◆ WORK TO COMPLETE:
A) Copy verbatim everything in the education news excerpt from "Israel Maintains Ban" down to "rights and democracy.".
B) How many lines of the records contain the string "Reply", with case counting? Give only the number.

◆ EXCERPT:

U.S. Embassy Baghdad Press Release [5]
July 3, 2010

Palestinian Territories

Israel Maintains Ban on Gaza Students Wishing to Study in West Bank

Israel’s High Court has decided that Israel’s move to ease the blockade on Gaza will not also enable students there to study in the West Bank. In a ruling in July, the Court denied a petition by Fatima Sharif, a lawyer in Gaza, to attend classes at Birzeit University [15] in the West Bank, where she has enrolled in a master’s program in human rights and democracy.

The Israeli army effectively banned all Palestinian students in Gaza from attending West Bank universities several years ago and lately has been arresting and deporting those found in violation of the rule. In 2007 the court instructed the army to reconsider the blanket ban and recommended that exceptions be granted in “cases that would have positive human consequences.”

Israel has not issued a single permit to a student from Gaza since that recommendation was passed down, according to the Legal Center for Freedom of Movement, a human-rights group that represented Ms. Sharif. Ms. Sharif said she believed her case fitted the criteria laid down by the court in 2007 because the course is not available in Gaza, where she works for an advocacy organization, the Al Mezan Center for Human Rights.

The Chronicle of Higher Education [16]
July 7, 2010

Saudi Arabia

International Business Schools Looking at Saudi Arabia

Business schools with international expansionist plans are reportedly looking to Saudi Arabia, where a still-strong economy and government backing to boost management skills have created a pool of potential management students.

A small, but growing, group of international schools have launched programs in the country, and more are recruiting Saudi students to home campuses. Anxious to broaden an economy heavily dependent on oil, King Abdullah and his government are investing billions in new industries, and overseas business schools may help provide the trained domestic executives they expect to need.

Saudi Arabia is spending an estimated US$90 billion to build four new “economic cities,” foreigner-friendly business zones that are designed to serve as hubs for new industries and intended to be home to several big new universities. King Abdullah Economic City, the flagship, recently hosted a module of the customized month-long Saudi Oxford Advanced Management and Leadership Program [17], run by the University of Oxford’s Saïd Business School [18] since last year.

◆ LISTING:

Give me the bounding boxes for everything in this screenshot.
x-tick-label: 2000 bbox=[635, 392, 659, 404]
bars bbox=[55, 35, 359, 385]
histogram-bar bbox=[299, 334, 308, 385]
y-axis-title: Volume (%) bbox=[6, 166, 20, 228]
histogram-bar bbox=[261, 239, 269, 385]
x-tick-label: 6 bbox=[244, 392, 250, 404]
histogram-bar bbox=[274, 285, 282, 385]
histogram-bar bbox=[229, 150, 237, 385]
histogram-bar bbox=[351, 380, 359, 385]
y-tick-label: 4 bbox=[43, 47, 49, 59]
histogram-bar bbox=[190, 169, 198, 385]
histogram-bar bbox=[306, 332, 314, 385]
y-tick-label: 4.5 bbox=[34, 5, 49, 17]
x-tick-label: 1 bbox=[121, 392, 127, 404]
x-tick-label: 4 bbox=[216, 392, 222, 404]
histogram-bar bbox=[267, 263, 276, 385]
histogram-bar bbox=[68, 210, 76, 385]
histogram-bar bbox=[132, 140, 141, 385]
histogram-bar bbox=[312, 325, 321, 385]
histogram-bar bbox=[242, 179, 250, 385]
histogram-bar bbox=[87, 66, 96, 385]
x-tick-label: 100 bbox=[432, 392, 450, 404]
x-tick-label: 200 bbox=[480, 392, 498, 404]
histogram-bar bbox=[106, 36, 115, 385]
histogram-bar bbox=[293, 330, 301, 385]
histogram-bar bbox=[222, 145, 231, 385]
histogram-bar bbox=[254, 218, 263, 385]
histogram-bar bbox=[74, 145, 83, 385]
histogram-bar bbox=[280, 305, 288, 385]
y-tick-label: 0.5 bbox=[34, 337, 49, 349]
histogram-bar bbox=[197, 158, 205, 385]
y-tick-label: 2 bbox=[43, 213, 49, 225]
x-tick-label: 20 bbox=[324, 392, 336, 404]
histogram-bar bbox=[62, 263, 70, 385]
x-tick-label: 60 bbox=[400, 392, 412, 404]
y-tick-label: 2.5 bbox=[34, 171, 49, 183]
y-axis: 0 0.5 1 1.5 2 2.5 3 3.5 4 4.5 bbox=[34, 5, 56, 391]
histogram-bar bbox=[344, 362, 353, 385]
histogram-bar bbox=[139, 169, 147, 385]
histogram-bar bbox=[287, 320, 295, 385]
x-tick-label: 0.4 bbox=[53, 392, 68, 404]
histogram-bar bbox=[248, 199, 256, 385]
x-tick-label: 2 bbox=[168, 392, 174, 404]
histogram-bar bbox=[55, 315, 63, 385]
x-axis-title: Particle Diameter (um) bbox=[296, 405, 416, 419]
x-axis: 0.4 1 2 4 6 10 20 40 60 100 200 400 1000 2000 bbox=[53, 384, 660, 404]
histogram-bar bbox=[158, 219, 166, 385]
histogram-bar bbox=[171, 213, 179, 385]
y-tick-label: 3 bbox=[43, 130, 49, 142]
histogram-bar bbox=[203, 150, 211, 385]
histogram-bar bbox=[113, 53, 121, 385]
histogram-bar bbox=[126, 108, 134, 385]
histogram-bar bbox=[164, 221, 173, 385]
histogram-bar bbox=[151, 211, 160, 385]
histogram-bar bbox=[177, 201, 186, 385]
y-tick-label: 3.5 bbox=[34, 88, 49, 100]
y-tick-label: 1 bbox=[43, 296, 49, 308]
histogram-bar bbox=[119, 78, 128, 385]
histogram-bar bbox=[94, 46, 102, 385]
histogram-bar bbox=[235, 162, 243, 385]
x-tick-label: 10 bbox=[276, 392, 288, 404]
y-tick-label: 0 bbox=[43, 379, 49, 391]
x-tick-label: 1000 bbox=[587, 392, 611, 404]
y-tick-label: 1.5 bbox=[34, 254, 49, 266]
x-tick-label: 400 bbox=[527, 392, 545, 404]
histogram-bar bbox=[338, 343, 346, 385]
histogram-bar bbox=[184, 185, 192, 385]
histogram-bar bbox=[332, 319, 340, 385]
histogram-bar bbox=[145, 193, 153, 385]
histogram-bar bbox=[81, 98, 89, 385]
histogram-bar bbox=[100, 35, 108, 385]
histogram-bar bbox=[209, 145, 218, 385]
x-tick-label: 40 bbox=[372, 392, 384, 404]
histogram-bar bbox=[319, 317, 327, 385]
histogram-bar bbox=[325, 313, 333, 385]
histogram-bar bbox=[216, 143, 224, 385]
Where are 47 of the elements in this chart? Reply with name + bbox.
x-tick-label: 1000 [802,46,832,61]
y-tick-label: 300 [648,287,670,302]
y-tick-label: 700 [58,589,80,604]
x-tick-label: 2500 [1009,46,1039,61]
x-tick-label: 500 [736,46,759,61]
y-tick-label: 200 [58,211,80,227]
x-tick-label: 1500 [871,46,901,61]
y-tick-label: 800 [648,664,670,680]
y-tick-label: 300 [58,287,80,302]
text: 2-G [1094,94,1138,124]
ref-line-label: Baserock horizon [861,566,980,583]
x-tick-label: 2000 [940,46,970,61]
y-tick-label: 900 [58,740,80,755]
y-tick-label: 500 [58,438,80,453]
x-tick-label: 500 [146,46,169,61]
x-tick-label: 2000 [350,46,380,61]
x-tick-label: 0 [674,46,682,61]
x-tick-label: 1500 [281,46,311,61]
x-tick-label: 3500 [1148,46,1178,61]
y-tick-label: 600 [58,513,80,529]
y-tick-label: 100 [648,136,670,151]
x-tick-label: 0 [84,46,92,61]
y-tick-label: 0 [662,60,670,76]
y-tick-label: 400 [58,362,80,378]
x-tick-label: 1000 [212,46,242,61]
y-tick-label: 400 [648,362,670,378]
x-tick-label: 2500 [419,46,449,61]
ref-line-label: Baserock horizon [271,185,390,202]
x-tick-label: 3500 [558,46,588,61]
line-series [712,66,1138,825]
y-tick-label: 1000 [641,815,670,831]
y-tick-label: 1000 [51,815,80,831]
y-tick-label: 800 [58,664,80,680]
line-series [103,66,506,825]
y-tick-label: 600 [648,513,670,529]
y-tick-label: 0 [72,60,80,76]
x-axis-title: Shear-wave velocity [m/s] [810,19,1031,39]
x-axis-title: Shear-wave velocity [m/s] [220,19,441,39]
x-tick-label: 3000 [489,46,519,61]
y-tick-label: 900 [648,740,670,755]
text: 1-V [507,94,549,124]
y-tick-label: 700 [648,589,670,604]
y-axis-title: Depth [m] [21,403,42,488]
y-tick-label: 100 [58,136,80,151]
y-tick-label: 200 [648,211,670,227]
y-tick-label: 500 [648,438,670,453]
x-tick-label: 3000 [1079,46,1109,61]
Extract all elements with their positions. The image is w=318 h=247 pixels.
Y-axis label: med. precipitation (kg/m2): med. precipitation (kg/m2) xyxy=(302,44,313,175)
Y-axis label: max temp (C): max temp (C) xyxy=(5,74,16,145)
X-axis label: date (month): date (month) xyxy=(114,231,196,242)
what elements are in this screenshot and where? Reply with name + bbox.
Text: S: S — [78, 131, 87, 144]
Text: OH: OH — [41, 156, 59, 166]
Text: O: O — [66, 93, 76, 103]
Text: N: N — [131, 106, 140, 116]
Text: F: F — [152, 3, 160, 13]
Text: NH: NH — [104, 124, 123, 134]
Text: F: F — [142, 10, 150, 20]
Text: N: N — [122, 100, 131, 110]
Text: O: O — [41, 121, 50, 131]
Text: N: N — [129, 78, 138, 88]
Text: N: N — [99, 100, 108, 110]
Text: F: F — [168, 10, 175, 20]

◆ SOLUTIONS:
A)
Israel Maintains Ban on Gaza Students Wishing to Study in West Bank

Israel’s High Court has decided that Israel’s move to ease the blockade on Gaza will not also enable students there to study in the West Bank. In a ruling in July, the Court denied a petition by Fatima Sharif, a lawyer in Gaza, to attend classes at Birzeit University [15] in the West Bank, where she has enrolled in a master’s program in human rights and democracy.

B) 2